[Records from a data collection]
════

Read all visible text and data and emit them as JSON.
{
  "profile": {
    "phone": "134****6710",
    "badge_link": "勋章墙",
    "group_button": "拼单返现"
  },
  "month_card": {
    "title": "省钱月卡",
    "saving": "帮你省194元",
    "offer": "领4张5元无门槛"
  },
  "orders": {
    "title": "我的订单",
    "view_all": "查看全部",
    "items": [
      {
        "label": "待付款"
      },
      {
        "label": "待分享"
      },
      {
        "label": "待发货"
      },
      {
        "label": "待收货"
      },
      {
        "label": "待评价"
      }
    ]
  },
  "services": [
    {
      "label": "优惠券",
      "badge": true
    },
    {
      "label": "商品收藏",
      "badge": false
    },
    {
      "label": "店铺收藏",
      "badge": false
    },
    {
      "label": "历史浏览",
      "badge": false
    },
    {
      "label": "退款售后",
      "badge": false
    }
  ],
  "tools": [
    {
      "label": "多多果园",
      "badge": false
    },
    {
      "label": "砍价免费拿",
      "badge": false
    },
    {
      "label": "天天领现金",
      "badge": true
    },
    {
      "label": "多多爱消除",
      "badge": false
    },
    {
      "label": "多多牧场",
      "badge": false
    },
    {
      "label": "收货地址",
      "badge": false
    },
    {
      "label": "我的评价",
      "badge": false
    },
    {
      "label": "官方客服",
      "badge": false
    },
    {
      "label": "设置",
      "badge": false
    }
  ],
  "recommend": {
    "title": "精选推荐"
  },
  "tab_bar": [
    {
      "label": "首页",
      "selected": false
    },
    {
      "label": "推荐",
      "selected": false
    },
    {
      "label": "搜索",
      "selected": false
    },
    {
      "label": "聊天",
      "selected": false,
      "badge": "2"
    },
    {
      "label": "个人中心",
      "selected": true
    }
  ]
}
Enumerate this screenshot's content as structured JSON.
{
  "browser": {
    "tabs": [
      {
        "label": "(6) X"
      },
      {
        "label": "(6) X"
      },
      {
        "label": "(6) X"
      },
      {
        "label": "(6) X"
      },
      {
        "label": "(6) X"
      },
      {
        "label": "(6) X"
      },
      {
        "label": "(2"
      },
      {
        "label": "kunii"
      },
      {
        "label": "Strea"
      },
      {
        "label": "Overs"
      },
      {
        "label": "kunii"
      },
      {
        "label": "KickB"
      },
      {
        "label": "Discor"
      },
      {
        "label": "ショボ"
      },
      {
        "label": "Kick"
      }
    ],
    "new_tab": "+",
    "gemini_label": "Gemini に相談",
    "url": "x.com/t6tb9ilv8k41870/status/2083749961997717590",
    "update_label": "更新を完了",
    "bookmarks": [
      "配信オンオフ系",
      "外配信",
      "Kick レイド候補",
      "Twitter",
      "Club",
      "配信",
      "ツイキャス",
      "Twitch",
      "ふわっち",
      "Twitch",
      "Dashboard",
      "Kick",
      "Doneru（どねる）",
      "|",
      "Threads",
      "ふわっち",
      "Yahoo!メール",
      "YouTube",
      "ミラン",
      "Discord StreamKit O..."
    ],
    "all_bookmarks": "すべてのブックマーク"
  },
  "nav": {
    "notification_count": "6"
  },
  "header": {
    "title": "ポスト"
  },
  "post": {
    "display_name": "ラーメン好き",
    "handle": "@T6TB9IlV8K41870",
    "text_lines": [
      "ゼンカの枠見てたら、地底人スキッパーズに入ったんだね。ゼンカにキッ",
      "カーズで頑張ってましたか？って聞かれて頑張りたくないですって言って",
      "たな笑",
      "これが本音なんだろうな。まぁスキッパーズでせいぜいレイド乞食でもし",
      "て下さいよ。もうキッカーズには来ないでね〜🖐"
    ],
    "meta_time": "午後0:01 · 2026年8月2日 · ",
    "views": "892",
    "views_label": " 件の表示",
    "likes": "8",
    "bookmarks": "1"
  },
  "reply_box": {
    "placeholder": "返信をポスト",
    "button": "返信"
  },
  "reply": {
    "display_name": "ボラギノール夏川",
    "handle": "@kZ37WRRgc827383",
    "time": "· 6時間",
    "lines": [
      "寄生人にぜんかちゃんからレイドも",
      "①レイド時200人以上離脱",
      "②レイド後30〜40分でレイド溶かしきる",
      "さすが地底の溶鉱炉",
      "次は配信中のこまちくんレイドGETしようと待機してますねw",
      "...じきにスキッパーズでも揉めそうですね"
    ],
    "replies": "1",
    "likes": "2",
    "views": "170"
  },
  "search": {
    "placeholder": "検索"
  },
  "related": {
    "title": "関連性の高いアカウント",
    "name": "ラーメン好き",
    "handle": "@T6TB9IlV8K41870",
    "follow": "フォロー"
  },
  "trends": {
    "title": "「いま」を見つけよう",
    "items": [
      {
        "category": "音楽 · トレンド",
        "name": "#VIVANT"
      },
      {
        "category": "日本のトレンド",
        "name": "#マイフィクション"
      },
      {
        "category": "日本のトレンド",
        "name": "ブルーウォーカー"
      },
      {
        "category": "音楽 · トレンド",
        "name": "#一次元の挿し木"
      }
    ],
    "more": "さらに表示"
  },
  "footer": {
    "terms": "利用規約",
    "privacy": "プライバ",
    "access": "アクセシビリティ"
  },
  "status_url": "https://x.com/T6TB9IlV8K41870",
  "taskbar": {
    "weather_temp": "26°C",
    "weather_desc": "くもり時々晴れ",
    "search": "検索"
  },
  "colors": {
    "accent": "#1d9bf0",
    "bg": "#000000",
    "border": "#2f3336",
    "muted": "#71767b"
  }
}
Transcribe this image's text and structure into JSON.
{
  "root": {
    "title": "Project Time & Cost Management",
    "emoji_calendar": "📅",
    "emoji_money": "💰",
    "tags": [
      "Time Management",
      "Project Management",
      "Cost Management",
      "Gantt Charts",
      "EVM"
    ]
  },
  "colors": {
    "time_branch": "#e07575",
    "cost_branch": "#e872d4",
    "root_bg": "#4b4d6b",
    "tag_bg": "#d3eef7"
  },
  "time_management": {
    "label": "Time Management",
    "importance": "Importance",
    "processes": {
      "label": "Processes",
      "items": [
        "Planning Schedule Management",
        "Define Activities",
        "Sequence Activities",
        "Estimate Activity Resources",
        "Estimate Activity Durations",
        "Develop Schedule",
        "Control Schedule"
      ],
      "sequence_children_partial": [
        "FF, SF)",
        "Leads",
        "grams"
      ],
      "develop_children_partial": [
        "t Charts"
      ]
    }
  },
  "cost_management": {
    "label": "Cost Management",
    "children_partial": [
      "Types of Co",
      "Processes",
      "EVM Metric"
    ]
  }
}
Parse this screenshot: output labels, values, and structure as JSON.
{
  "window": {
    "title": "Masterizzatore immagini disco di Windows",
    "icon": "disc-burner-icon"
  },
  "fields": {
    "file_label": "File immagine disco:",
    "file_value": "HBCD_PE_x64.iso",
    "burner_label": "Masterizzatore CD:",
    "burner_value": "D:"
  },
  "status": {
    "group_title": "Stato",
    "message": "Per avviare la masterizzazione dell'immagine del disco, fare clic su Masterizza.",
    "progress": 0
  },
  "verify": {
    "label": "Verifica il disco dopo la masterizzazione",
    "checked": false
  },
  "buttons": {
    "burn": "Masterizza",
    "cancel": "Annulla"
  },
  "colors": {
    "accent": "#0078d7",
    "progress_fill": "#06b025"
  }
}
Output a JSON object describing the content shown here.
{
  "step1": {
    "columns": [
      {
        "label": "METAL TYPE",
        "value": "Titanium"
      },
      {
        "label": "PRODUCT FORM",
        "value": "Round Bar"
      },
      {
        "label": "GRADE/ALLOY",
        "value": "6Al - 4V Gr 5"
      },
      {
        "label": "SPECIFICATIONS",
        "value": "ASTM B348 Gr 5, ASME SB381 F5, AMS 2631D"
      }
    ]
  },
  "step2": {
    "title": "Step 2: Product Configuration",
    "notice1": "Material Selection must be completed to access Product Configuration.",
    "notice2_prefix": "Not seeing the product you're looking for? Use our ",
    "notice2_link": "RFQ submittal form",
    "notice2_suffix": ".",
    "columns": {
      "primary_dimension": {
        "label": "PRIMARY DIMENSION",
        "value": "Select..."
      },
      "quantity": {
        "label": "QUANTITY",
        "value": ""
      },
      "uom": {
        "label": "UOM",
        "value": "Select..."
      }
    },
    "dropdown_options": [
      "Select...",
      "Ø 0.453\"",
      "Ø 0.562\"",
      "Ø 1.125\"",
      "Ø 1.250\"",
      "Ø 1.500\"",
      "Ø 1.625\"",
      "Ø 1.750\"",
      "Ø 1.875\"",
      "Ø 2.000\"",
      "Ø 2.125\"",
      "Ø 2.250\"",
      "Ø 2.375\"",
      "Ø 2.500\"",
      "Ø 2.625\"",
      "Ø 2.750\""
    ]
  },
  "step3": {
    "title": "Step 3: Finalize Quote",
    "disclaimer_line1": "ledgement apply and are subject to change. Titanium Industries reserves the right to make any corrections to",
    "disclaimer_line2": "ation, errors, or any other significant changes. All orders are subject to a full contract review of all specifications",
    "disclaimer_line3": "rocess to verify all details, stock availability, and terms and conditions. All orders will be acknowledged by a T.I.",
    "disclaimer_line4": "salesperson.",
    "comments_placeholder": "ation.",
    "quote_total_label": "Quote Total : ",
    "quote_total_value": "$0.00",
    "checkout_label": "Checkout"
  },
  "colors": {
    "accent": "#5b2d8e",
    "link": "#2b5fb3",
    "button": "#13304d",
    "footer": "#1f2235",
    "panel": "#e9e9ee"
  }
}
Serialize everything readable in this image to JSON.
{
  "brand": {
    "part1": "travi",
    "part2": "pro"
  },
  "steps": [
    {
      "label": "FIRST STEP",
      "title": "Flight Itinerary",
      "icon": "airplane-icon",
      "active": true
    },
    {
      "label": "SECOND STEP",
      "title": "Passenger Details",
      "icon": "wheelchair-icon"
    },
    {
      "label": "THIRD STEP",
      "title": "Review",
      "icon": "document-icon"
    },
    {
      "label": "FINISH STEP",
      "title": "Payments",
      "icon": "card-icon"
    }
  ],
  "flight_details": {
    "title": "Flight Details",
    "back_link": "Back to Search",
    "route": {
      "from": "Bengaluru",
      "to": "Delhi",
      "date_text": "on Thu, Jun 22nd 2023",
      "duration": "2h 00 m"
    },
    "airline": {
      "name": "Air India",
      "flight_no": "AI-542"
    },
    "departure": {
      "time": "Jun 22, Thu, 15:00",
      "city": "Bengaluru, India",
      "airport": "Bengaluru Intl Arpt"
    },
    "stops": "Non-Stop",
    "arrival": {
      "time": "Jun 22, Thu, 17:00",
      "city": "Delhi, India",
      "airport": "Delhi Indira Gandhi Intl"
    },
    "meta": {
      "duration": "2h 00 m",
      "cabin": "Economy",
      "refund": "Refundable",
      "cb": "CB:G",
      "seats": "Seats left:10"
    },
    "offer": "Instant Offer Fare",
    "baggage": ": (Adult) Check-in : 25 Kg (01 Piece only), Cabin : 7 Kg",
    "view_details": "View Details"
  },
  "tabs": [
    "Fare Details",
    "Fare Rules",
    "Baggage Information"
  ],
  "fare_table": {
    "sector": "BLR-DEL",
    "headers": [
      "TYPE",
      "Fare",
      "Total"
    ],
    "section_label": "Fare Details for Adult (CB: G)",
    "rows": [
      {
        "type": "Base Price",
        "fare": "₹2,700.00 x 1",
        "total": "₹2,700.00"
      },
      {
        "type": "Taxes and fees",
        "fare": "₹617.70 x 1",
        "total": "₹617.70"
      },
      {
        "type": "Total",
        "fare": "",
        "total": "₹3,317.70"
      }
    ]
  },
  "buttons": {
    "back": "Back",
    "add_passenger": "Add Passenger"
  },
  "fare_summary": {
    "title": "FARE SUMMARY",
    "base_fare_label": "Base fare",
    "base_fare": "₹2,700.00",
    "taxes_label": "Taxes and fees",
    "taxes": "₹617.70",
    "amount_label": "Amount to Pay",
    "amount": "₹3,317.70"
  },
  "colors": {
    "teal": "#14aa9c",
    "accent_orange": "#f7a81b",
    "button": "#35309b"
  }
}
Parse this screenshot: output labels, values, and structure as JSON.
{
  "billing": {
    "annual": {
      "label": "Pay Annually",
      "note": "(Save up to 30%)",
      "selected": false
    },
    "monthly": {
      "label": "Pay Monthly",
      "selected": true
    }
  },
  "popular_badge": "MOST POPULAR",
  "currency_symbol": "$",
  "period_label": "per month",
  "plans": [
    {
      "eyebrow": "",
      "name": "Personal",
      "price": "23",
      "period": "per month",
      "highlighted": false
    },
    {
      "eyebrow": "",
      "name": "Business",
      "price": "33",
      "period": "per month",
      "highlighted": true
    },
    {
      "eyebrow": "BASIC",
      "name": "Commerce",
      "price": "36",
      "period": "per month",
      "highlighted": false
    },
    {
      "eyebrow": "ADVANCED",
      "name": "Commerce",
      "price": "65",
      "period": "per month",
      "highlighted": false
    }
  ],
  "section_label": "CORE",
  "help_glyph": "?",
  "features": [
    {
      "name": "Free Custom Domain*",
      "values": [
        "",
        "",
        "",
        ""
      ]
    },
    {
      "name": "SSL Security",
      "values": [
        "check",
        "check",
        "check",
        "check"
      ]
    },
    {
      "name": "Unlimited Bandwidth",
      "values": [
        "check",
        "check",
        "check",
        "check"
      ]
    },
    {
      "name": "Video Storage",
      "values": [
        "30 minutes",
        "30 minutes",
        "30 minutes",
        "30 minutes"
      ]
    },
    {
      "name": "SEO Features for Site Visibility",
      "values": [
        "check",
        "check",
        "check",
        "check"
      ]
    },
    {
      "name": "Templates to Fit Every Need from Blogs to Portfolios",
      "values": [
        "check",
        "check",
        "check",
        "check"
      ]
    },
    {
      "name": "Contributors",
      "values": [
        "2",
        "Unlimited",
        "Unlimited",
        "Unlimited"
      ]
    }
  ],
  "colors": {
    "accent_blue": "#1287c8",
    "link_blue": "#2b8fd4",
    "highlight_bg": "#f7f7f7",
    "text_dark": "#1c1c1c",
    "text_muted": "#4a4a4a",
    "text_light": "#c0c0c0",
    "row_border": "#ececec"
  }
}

════

§ What to do
Pick out and copy the lines of the material that include the word "Schedule".

§ Written answer
        "Planning Schedule Management",
        "Develop Schedule",
        "Control Schedule"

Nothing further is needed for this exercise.